» **Problem to work on**: How many of the lines below contain "args"? Answer with that number alone.

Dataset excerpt
━━━━━━━━━━━━━━━━━━━━

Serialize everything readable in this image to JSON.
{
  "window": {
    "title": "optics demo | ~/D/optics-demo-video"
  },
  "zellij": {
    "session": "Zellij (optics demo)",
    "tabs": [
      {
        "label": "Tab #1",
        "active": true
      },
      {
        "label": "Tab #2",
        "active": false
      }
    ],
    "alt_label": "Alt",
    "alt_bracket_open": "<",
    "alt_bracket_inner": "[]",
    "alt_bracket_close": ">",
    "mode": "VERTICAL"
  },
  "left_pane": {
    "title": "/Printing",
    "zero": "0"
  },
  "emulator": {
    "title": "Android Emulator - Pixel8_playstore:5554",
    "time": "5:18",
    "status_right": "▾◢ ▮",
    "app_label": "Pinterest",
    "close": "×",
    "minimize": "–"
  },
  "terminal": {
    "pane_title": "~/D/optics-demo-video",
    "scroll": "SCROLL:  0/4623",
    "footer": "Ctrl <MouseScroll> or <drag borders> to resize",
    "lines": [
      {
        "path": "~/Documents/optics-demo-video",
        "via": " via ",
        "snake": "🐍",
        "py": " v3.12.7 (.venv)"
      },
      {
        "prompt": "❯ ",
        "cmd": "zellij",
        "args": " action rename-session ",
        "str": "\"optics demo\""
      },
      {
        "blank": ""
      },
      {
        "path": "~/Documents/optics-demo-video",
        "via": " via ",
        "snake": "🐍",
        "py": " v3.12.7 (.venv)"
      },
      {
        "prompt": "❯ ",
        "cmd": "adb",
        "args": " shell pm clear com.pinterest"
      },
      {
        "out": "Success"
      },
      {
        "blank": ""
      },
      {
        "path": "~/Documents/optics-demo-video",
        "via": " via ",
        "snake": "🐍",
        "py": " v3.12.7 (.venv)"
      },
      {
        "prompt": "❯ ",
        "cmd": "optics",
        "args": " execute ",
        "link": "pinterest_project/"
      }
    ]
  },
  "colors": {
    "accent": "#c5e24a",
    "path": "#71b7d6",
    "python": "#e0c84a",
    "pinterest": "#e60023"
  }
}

━━━━━━━━━━━━━━━━━━━━

» **Complete output**: 3